# [What to do]
Find the lines of data that contain the string "result", then list them.

━━━━━ Exercise material

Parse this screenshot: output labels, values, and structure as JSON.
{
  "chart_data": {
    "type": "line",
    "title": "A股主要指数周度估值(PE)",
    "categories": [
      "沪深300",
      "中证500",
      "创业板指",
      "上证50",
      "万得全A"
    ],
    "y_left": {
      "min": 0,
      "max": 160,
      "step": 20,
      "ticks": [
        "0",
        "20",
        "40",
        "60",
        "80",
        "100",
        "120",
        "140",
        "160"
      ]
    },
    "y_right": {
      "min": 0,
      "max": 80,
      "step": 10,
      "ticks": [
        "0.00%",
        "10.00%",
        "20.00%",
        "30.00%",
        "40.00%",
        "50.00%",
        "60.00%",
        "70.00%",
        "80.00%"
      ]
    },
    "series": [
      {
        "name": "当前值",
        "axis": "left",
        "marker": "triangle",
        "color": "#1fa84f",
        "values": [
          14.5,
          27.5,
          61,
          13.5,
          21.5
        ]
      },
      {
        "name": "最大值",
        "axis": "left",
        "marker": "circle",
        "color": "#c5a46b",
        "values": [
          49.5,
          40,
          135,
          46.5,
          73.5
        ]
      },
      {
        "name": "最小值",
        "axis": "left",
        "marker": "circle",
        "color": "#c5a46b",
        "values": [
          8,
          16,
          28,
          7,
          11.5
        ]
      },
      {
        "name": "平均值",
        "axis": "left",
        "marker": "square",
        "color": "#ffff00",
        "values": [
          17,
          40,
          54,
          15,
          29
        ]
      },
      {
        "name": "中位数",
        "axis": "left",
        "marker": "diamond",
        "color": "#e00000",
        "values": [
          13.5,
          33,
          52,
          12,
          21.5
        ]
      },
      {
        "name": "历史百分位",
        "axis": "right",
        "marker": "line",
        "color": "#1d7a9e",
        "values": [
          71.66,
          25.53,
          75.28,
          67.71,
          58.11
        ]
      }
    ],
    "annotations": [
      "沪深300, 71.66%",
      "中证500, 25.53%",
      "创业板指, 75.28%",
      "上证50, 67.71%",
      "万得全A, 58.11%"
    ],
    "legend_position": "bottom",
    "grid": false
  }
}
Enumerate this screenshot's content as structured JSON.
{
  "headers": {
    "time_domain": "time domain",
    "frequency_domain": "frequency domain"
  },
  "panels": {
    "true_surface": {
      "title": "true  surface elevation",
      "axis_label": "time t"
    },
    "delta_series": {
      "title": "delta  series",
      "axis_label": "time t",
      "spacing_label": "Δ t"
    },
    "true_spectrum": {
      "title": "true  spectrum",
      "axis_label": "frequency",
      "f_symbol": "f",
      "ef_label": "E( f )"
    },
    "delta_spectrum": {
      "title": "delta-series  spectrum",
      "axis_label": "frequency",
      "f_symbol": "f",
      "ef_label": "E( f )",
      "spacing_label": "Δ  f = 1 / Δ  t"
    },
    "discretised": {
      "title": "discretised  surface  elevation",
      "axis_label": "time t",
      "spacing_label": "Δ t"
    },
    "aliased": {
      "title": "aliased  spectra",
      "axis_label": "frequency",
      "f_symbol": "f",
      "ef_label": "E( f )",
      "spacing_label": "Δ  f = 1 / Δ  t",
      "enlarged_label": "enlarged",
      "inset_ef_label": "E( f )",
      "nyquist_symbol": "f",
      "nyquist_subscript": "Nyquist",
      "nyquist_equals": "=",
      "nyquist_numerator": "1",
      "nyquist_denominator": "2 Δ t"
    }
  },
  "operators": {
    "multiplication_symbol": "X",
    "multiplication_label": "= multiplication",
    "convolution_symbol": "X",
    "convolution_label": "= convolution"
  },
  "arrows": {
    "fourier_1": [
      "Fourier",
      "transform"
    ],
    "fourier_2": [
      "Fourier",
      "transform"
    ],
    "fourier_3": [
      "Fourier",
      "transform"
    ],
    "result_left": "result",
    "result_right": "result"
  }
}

━━━━━━━━━━

# [Response]
    "result_left": "result",
    "result_right": "result"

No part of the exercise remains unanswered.